SUPPLIED ENTRIES:
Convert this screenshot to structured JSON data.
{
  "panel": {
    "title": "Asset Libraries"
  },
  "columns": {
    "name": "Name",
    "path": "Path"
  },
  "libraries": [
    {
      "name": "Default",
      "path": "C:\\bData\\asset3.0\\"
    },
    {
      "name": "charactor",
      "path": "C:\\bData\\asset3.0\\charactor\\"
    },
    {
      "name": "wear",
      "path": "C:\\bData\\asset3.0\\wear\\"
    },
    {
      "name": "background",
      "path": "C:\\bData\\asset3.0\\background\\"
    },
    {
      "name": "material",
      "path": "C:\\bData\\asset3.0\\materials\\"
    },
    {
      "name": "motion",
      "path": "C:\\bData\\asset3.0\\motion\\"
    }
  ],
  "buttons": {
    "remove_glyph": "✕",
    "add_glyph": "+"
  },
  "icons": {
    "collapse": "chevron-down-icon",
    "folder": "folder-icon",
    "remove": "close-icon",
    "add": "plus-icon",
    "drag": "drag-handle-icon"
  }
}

---

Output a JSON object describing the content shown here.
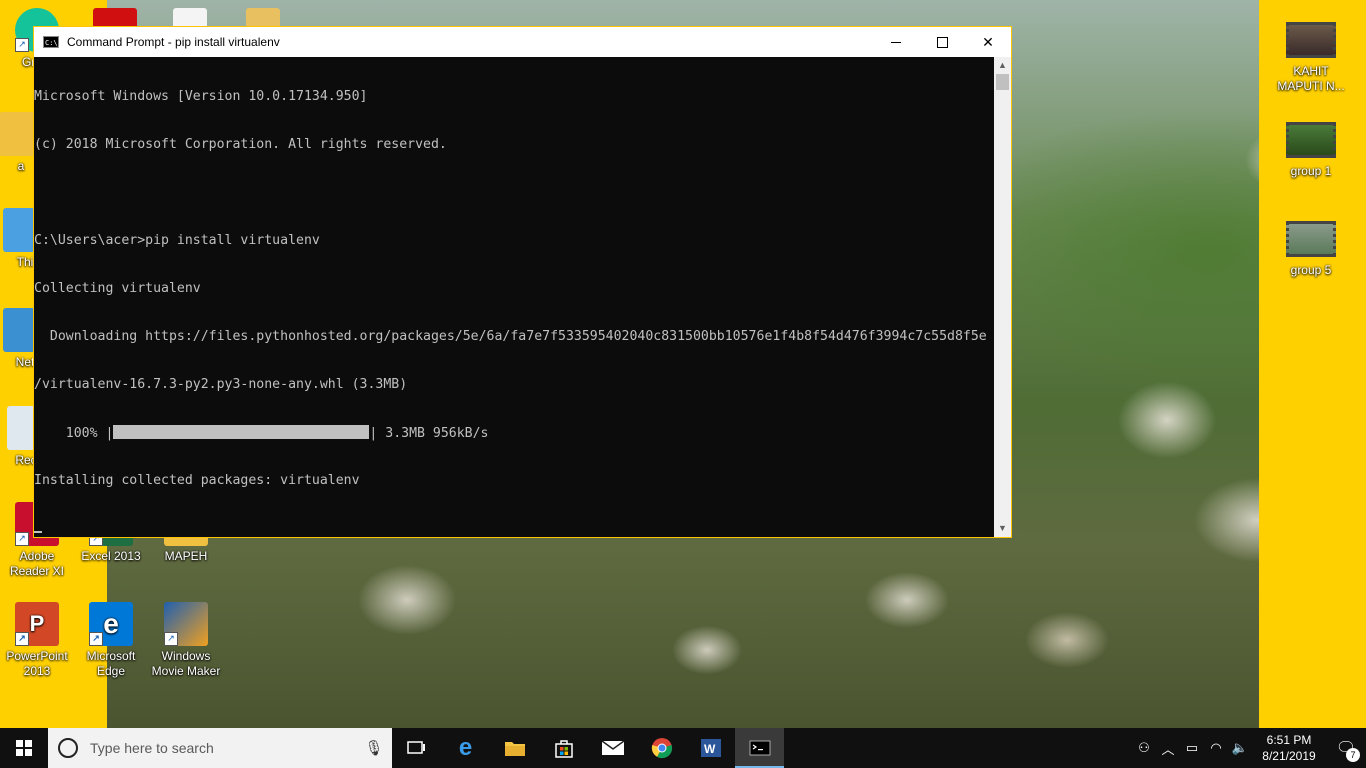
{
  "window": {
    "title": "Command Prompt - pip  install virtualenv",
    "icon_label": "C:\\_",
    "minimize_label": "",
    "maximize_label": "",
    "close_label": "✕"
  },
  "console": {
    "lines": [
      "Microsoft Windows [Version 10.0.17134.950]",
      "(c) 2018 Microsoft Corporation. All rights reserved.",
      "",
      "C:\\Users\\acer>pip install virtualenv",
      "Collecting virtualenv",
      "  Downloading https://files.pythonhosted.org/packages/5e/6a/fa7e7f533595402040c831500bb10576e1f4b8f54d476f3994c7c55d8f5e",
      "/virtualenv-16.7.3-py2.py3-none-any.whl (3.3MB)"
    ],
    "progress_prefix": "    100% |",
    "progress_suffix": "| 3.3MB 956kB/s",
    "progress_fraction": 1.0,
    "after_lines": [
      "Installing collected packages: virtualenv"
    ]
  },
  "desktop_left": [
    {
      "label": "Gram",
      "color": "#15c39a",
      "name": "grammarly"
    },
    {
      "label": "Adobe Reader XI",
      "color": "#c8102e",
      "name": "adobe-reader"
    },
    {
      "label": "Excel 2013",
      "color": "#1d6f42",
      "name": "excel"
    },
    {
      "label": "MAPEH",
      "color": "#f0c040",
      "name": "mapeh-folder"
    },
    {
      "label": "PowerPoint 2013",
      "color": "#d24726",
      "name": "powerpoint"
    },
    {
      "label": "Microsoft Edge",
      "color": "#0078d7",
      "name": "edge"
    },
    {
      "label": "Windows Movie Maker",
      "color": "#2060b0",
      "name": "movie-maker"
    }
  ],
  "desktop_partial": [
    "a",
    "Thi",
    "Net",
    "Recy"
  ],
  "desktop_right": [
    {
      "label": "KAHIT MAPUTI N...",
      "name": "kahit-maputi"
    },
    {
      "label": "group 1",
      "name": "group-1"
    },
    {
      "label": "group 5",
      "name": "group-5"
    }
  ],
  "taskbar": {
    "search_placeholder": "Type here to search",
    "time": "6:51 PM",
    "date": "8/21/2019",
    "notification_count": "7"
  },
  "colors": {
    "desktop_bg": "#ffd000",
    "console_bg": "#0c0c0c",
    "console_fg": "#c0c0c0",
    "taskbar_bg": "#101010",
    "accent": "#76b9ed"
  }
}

PROBLEM DETAILS:
Search the entries for the word "packages" and pick out every line that holds it.

OUTPUT FOR THIS TASK:
      "  Downloading https://files.pythonhosted.org/packages/5e/6a/fa7e7f533595402040c831500bb10576e1f4b8f54d476f3994c7c55d8f5e",
      "Installing collected packages: virtualenv"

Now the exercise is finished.